▸ **Written request**
Copy each line of the material below that includes the string "screenshot".

.....

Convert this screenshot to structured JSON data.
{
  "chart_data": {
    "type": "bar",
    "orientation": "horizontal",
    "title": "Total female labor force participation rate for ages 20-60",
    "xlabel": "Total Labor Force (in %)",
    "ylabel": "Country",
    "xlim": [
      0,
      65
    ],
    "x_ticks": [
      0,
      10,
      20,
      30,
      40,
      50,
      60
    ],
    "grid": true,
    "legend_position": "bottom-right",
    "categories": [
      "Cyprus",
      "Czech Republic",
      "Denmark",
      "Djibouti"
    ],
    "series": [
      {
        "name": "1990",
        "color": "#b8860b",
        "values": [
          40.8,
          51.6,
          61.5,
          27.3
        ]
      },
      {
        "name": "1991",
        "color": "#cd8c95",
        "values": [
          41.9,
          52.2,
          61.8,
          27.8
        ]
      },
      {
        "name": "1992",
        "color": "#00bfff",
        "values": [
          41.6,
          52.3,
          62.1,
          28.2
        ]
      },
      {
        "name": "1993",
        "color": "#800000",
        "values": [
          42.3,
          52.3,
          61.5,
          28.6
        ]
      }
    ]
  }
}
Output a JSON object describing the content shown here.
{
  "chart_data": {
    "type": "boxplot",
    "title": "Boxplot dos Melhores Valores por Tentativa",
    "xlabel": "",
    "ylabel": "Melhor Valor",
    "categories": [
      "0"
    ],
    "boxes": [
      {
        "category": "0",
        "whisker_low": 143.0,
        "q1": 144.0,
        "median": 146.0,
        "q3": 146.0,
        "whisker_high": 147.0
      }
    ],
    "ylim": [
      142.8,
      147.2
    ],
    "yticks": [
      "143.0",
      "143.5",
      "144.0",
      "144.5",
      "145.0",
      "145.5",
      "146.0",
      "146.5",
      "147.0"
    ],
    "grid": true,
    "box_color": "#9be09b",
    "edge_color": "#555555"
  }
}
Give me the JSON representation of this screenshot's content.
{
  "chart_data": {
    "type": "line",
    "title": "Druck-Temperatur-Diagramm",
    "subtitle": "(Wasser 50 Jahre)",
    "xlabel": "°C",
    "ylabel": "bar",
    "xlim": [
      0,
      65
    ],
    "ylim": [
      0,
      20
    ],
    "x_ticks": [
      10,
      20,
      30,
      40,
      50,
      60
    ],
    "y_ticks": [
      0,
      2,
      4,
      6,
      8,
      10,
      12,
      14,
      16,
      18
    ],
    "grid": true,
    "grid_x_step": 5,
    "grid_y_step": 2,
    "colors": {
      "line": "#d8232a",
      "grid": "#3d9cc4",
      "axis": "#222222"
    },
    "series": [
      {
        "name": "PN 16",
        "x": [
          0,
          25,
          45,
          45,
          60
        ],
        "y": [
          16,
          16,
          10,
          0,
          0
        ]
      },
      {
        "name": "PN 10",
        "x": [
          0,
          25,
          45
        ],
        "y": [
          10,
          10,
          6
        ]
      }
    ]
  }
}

.....

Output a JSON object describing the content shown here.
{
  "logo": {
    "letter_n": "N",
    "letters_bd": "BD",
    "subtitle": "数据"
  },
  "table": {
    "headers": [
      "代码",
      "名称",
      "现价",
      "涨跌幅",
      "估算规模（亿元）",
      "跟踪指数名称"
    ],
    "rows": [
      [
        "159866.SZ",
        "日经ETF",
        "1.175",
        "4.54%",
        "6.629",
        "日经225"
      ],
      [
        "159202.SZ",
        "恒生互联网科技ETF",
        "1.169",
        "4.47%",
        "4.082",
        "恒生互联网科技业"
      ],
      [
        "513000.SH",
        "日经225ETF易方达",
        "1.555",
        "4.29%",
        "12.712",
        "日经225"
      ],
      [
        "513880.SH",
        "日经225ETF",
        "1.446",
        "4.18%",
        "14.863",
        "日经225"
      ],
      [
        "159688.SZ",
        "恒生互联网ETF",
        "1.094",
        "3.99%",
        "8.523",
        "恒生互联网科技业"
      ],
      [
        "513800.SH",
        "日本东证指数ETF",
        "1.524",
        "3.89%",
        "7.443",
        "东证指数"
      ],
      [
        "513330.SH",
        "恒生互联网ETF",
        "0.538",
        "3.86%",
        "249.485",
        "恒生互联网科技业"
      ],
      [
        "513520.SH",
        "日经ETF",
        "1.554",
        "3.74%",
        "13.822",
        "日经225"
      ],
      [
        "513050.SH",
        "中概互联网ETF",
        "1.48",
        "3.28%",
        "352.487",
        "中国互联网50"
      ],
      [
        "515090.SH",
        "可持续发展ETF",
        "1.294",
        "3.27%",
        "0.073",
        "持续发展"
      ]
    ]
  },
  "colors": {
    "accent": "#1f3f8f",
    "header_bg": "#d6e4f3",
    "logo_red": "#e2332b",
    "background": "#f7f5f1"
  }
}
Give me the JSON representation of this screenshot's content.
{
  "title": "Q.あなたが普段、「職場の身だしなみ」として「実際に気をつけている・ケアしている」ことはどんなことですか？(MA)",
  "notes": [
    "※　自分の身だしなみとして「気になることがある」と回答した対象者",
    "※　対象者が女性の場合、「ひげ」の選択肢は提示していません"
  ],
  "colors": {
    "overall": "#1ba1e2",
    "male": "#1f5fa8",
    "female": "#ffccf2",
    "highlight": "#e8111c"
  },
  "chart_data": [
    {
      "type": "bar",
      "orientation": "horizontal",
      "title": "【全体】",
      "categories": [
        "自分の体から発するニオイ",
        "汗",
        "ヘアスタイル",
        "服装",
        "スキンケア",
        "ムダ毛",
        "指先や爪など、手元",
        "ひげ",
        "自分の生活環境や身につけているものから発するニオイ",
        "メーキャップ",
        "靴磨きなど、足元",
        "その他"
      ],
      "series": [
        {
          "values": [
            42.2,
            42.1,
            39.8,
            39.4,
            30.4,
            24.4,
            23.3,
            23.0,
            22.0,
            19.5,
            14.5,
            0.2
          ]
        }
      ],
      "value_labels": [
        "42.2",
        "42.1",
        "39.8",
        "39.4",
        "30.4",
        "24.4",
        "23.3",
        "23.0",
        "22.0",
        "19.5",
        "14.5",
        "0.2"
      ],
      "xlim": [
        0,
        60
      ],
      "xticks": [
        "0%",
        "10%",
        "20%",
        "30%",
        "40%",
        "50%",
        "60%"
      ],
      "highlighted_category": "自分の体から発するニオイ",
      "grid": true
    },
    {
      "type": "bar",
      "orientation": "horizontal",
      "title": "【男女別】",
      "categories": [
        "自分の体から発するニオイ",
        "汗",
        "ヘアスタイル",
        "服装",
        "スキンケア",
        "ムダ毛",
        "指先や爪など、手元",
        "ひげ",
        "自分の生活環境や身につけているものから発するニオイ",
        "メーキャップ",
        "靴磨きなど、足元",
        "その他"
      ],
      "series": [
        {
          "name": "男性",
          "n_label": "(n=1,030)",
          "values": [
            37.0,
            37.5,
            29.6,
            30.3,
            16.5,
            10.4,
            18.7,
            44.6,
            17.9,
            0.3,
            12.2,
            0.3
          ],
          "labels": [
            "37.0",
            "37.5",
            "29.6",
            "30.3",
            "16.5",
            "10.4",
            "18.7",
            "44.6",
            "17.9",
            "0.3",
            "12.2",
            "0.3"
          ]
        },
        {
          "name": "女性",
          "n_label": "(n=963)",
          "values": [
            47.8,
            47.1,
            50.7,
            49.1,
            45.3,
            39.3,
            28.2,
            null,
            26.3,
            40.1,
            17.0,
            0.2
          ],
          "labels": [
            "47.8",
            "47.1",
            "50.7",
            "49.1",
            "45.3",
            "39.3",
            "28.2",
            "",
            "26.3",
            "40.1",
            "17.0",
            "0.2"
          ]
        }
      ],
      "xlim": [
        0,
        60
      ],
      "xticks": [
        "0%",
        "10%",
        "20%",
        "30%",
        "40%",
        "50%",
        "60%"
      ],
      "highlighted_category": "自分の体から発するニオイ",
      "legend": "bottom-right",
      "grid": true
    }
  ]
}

.....

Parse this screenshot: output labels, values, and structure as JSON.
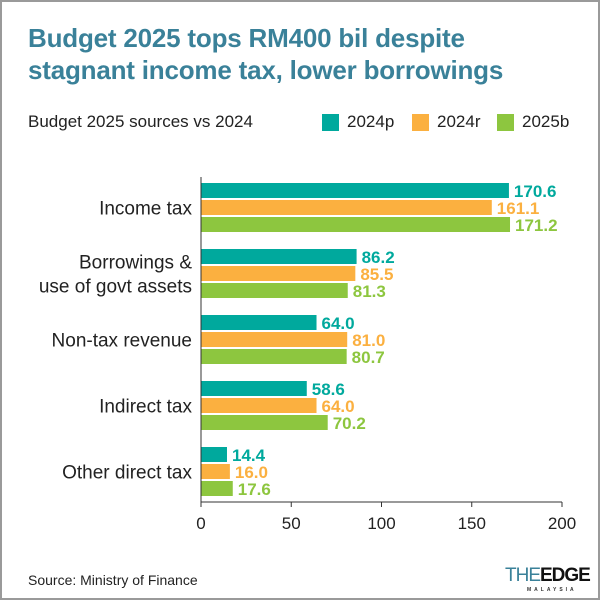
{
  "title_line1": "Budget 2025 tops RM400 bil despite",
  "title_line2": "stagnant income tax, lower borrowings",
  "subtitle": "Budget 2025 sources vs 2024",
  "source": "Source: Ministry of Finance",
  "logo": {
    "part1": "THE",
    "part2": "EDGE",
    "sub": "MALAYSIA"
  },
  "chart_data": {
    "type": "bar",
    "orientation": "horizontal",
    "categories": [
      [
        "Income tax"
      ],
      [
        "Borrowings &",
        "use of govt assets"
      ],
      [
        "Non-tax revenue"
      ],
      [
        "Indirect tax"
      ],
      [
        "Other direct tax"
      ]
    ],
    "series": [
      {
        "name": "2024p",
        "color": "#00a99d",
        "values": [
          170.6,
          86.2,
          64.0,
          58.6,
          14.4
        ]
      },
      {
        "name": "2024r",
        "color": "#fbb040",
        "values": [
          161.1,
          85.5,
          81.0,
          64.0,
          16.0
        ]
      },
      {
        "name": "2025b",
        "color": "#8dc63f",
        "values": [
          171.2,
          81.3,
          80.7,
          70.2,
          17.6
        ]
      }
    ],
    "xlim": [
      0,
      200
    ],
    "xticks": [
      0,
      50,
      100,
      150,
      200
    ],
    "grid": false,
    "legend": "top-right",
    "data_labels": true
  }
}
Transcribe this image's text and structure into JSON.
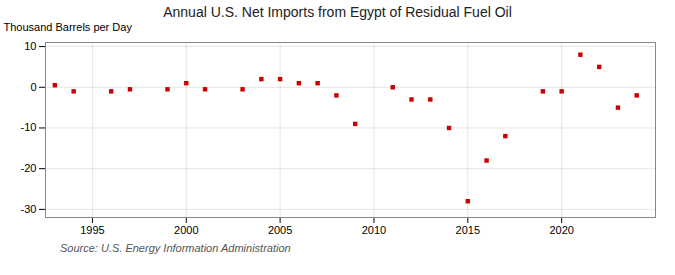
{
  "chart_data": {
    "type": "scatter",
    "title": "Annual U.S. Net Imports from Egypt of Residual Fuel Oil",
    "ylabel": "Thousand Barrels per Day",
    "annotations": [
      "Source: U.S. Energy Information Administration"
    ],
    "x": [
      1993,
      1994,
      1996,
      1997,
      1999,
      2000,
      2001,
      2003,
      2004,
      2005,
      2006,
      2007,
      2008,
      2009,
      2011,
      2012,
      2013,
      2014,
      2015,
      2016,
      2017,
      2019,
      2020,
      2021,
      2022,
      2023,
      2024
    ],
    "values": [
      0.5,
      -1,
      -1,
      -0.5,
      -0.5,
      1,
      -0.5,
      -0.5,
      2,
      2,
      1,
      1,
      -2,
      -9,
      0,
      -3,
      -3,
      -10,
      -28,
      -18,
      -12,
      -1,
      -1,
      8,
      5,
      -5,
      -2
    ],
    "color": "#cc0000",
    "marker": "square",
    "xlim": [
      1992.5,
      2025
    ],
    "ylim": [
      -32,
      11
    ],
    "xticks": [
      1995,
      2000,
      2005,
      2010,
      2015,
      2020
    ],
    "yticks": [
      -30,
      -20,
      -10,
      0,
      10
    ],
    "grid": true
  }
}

.....

▸ **Exercise answer**
Convert this screenshot to structured JSON data.
Give me the JSON representation of this screenshot's content.
Give me the JSON representation of this screenshot's content.
Parse this screenshot: output labels, values, and structure as JSON.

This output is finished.